Stored data:
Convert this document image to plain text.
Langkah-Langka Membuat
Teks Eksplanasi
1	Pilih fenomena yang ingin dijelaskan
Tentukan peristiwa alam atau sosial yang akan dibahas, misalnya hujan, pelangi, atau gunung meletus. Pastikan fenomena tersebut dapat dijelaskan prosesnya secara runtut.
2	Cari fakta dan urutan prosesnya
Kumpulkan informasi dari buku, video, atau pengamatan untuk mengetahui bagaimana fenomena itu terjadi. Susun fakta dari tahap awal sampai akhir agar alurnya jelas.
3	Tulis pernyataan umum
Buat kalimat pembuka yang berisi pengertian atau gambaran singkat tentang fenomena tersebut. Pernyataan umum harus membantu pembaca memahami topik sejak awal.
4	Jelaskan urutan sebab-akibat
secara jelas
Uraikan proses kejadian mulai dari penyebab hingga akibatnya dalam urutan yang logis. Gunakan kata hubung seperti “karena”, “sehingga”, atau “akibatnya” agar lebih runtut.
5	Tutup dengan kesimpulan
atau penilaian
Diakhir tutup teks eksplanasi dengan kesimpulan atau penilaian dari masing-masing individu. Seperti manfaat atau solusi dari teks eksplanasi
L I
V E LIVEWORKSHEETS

What is needed:
Find the word "yang" in the data and copy out each line where it turns up.

Response for this exercise:
1	Pilih fenomena yang ingin dijelaskan
Tentukan peristiwa alam atau sosial yang akan dibahas, misalnya hujan, pelangi, atau gunung meletus. Pastikan fenomena tersebut dapat dijelaskan prosesnya secara runtut.
Buat kalimat pembuka yang berisi pengertian atau gambaran singkat tentang fenomena tersebut. Pernyataan umum harus membantu pembaca memahami topik sejak awal.
Uraikan proses kejadian mulai dari penyebab hingga akibatnya dalam urutan yang logis. Gunakan kata hubung seperti “karena”, “sehingga”, atau “akibatnya” agar lebih runtut.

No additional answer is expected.